* [Exercise objective]: Go through the entries below and collect each line with the string "have" in it.

* [Given information]:
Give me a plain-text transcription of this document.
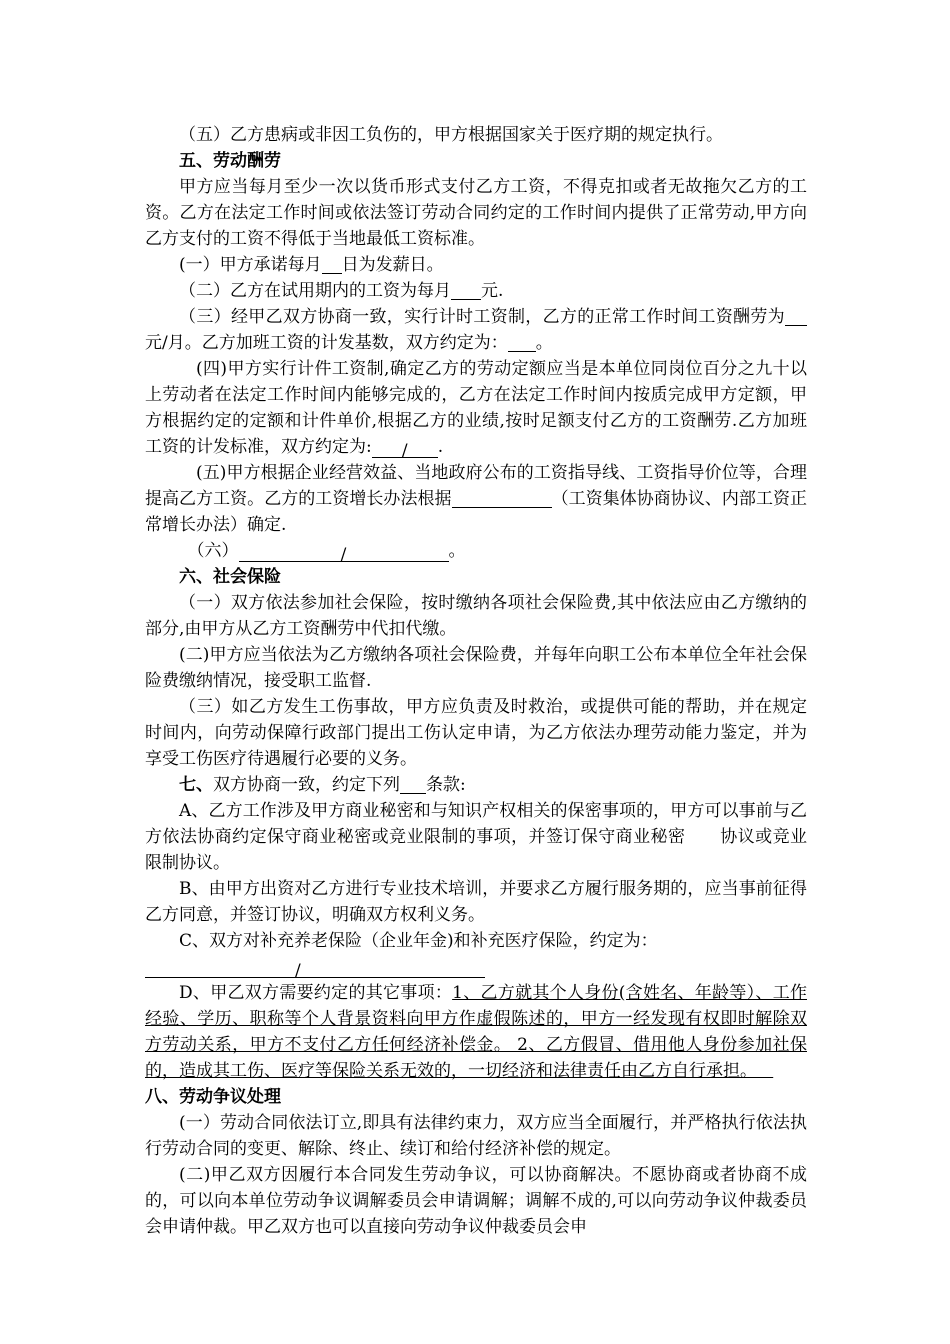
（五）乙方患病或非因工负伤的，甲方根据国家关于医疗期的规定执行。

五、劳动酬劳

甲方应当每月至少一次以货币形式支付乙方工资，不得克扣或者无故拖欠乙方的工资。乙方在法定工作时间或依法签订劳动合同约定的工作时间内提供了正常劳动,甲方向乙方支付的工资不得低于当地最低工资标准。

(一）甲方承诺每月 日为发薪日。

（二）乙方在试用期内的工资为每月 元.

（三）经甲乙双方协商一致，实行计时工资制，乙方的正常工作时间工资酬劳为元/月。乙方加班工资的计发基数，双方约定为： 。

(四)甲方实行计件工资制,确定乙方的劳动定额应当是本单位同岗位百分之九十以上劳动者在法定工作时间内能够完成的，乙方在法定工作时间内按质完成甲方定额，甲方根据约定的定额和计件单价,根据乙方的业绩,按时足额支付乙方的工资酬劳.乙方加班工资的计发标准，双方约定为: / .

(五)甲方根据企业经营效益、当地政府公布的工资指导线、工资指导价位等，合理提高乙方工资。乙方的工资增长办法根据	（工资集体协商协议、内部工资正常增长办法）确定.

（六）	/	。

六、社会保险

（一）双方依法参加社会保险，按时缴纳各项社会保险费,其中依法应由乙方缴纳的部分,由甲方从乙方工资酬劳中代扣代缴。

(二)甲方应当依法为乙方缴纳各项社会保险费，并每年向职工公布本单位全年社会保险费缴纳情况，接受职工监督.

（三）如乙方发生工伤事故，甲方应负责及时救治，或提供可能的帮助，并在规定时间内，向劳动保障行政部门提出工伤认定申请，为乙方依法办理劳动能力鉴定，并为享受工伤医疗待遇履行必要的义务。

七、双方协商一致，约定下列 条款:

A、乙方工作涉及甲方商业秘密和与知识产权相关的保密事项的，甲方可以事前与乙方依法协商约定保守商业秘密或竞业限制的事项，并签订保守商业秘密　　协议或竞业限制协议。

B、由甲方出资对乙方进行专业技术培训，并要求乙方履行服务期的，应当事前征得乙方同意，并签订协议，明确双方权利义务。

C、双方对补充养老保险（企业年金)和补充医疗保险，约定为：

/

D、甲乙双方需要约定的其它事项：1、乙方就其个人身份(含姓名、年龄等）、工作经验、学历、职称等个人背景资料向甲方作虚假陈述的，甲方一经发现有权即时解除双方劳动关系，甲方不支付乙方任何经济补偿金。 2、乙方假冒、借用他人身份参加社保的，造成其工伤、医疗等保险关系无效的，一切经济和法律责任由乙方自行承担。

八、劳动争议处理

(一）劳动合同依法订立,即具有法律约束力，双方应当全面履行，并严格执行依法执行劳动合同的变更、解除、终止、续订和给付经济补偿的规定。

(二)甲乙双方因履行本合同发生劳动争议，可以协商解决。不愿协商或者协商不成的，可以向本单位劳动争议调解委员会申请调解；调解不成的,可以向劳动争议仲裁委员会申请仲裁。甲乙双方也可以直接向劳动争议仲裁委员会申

==

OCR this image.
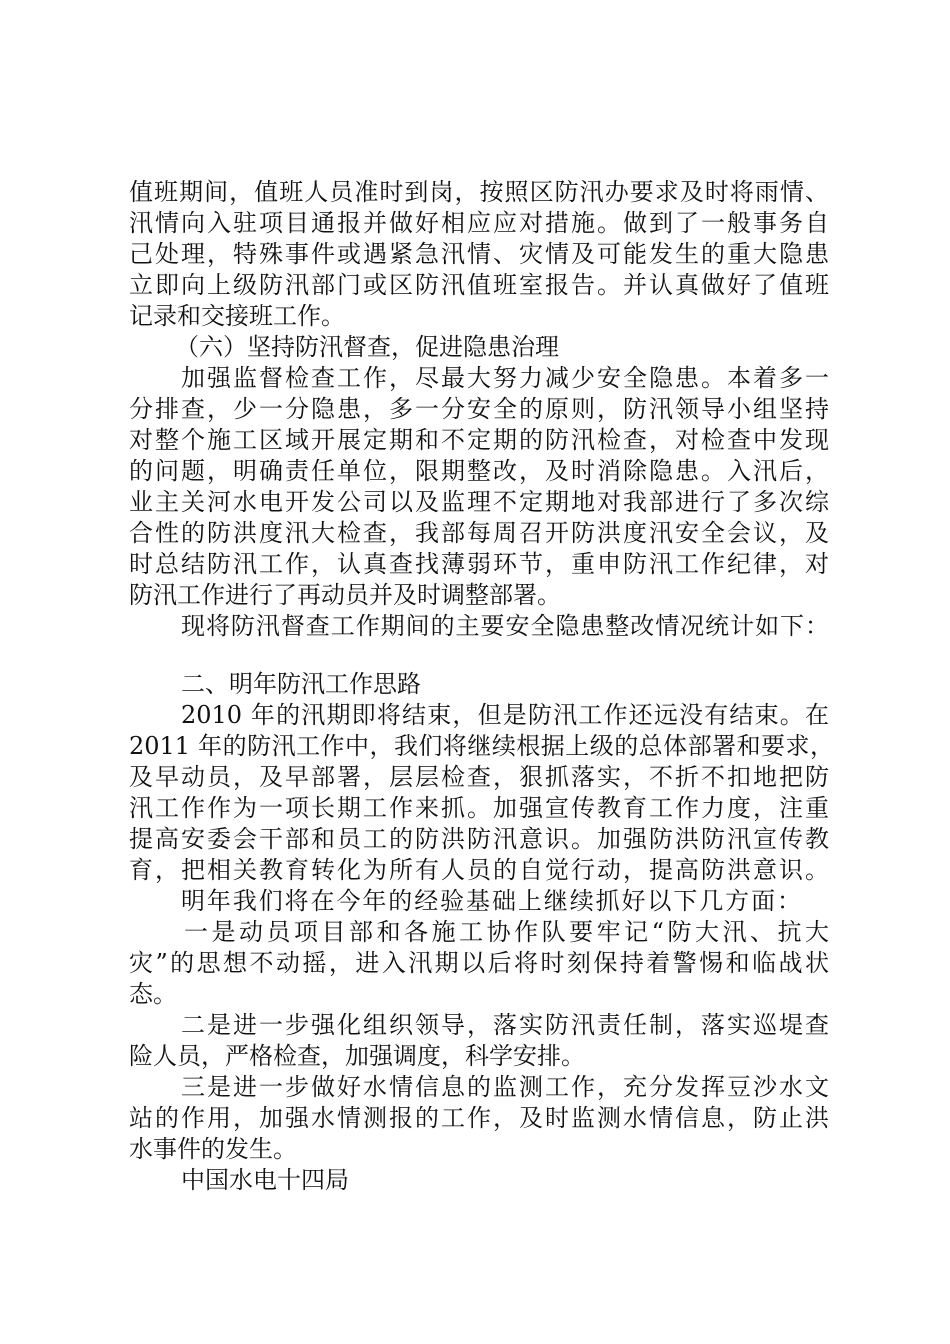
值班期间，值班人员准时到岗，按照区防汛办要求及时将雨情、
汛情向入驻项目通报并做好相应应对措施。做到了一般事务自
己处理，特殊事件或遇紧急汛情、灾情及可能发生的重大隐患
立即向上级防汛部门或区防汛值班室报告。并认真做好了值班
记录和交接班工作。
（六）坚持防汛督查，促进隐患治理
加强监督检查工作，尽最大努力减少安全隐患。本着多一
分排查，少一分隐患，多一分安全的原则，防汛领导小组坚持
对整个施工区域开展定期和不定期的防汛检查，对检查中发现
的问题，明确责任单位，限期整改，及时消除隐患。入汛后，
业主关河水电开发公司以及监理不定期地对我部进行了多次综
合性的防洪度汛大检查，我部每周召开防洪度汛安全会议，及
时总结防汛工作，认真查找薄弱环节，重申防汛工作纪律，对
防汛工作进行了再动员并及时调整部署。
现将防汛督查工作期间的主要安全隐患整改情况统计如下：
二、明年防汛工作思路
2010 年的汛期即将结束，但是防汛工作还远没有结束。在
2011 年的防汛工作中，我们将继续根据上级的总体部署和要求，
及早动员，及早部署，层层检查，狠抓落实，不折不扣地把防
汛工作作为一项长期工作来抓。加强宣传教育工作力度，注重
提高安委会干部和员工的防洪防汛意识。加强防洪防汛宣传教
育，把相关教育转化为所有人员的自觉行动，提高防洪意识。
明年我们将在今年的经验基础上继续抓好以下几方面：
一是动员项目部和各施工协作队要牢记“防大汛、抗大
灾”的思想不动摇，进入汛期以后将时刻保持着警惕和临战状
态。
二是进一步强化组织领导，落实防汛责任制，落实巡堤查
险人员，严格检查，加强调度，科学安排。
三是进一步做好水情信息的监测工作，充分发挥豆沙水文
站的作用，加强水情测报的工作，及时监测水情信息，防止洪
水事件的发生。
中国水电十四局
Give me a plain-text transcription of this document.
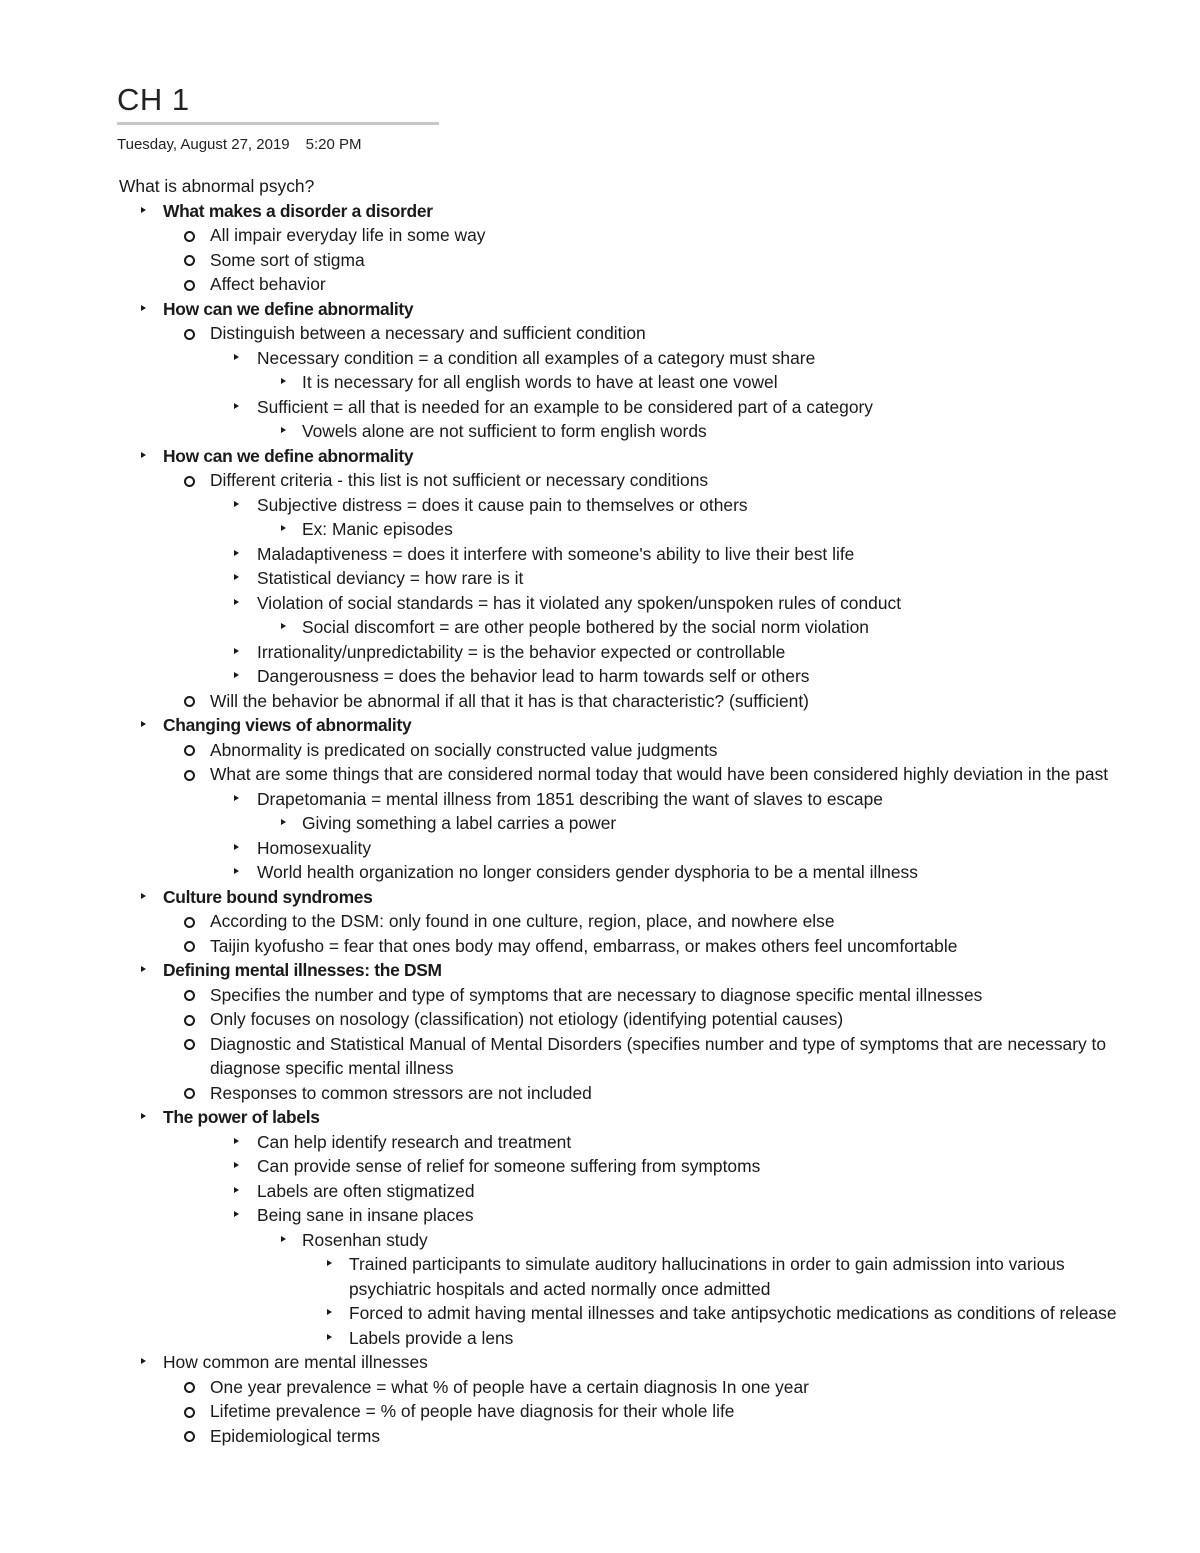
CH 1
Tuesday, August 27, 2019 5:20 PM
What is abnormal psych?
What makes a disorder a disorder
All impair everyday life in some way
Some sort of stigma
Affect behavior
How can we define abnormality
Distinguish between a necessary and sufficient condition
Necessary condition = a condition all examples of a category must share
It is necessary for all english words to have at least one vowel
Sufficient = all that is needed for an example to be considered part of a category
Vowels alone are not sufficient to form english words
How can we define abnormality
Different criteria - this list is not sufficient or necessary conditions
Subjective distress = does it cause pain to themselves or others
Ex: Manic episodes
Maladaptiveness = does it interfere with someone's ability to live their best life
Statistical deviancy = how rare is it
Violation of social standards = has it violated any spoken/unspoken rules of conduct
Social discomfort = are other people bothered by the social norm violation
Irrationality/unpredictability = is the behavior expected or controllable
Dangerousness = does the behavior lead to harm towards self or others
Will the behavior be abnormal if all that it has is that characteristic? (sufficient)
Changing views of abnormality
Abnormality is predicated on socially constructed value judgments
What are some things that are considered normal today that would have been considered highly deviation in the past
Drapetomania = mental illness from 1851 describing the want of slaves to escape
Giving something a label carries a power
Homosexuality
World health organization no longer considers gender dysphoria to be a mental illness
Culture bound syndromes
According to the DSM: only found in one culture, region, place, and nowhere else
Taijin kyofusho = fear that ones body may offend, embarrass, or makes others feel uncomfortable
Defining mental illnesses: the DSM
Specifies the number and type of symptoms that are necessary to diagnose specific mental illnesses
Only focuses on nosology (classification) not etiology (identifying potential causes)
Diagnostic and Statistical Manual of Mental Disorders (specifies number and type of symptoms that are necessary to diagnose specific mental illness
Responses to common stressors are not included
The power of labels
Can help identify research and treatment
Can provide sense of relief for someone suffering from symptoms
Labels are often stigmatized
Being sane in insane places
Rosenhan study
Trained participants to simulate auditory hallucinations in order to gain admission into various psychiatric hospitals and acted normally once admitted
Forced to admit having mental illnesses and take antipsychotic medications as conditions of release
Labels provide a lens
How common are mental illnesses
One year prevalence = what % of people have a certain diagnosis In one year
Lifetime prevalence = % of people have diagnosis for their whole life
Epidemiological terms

* [Written reply]:
It is necessary for all english words to have at least one vowel
What are some things that are considered normal today that would have been considered highly deviation in the past
One year prevalence = what % of people have a certain diagnosis In one year
Lifetime prevalence = % of people have diagnosis for their whole life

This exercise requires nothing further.